**Supplied material:**
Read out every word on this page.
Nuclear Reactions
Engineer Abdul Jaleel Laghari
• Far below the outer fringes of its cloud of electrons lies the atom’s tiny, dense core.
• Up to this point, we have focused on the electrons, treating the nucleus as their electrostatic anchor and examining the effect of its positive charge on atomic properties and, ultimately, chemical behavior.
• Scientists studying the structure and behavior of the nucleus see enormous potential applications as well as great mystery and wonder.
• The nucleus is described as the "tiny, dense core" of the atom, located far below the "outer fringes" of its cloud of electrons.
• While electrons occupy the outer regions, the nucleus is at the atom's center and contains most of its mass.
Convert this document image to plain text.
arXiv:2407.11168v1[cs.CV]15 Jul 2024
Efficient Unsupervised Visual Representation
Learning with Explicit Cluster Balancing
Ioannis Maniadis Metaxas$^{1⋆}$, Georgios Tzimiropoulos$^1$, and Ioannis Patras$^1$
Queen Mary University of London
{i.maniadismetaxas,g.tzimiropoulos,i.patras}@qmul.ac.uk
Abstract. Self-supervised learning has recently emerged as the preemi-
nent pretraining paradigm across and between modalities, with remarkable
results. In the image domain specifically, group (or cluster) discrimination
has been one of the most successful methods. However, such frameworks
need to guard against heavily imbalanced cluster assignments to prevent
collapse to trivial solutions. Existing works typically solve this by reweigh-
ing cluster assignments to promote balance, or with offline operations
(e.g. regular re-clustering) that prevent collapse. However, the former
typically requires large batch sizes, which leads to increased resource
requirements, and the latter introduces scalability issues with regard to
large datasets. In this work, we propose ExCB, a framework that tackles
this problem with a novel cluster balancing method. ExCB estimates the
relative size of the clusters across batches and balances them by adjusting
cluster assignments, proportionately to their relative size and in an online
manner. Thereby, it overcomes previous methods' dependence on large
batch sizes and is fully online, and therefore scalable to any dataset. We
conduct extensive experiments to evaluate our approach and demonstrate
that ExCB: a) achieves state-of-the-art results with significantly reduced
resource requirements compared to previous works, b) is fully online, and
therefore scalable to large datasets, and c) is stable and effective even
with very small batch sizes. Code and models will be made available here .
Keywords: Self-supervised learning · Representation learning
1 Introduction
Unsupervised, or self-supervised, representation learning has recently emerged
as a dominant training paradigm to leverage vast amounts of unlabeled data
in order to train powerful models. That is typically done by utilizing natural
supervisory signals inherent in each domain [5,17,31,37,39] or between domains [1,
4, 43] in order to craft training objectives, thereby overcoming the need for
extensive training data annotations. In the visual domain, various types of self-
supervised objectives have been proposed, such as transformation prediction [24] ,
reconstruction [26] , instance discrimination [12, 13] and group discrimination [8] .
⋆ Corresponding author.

**Work to complete:** Collect each line of the entries that has the word "core", copying it in full.

**Exercise solution:**
• Far below the outer fringes of its cloud of electrons lies the atom’s tiny, dense core.
• The nucleus is described as the "tiny, dense core" of the atom, located far below the "outer fringes" of its cloud of electrons.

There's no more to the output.